Aim of the task: Rewrite the text of every row below with "magnetic stripe reader" changed to "card reader" and nothing else altered, and omit the pictures from your answer.

■ ■ ■ ■ ■ ■ ■

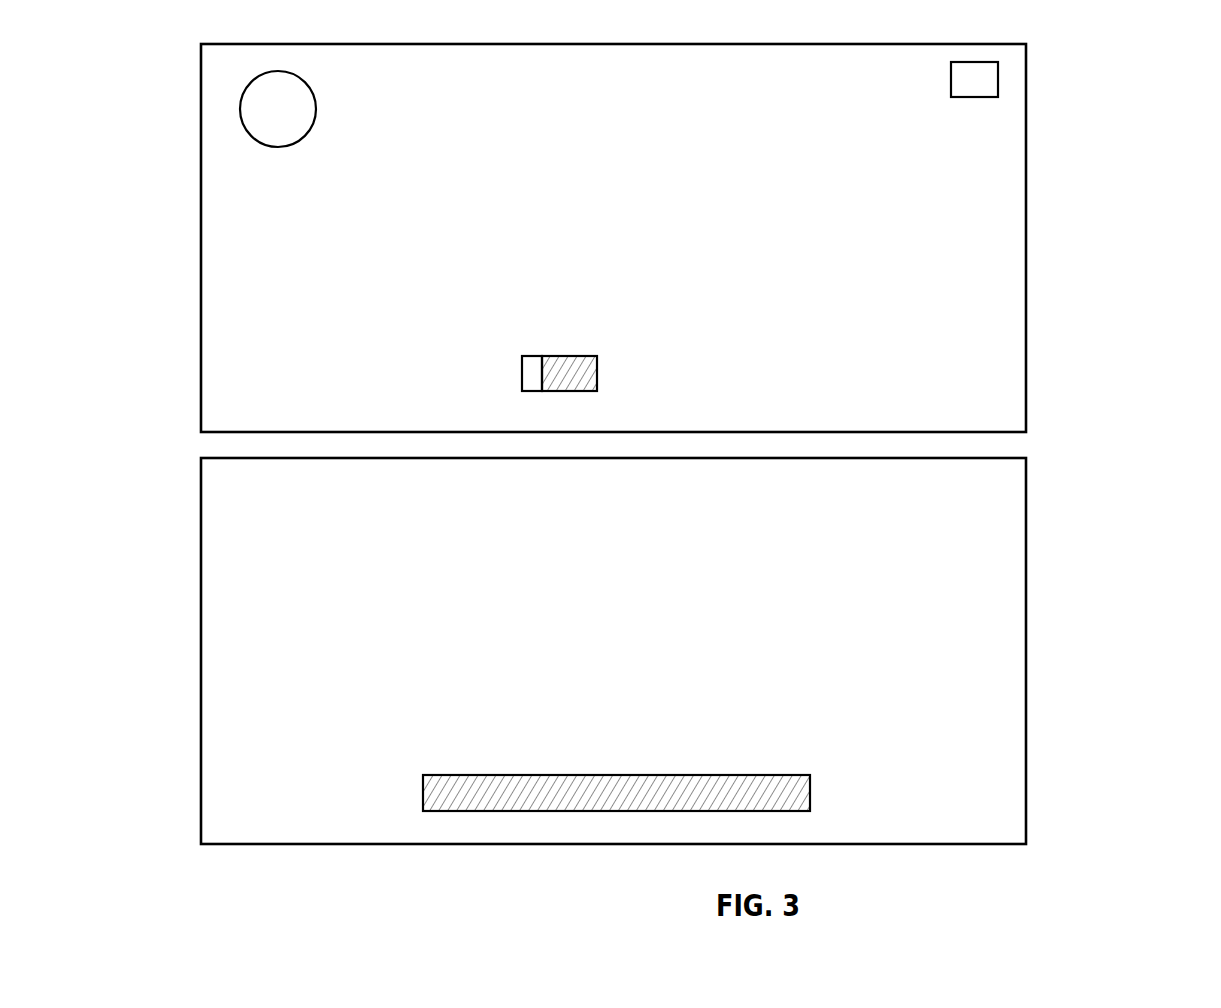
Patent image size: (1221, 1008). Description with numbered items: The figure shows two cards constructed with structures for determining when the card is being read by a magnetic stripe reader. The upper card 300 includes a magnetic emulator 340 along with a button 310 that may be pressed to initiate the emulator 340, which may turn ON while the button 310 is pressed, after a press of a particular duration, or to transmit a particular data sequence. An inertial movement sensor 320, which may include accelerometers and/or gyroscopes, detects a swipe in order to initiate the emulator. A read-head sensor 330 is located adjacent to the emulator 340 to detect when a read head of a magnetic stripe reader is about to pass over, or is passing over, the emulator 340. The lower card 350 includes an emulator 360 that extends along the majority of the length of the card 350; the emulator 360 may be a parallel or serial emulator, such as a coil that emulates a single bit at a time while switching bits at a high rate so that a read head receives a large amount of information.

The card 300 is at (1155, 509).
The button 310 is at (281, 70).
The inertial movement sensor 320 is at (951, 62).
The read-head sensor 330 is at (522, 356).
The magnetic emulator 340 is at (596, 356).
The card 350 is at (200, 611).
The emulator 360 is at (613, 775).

■ ■ ■ ■ ■ ■ ■

Solved exercise:
Patent image size: (1221, 1008). Description with numbered items: The figure shows two cards constructed with structures for determining when the card is being read by a card reader. The upper card 300 includes a magnetic emulator 340 along with a button 310 that may be pressed to initiate the emulator 340, which may turn ON while the button 310 is pressed, after a press of a particular duration, or to transmit a particular data sequence. An inertial movement sensor 320, which may include accelerometers and/or gyroscopes, detects a swipe in order to initiate the emulator. A read-head sensor 330 is located adjacent to the emulator 340 to detect when a read head of a card reader is about to pass over, or is passing over, the emulator 340. The lower card 350 includes an emulator 360 that extends along the majority of the length of the card 350; the emulator 360 may be a parallel or serial emulator, such as a coil that emulates a single bit at a time while switching bits at a high rate so that a read head receives a large amount of information.

The card 300 is at (1155, 509).
The button 310 is at (281, 70).
The inertial movement sensor 320 is at (951, 62).
The read-head sensor 330 is at (522, 356).
The magnetic emulator 340 is at (596, 356).
The card 350 is at (200, 611).
The emulator 360 is at (613, 775).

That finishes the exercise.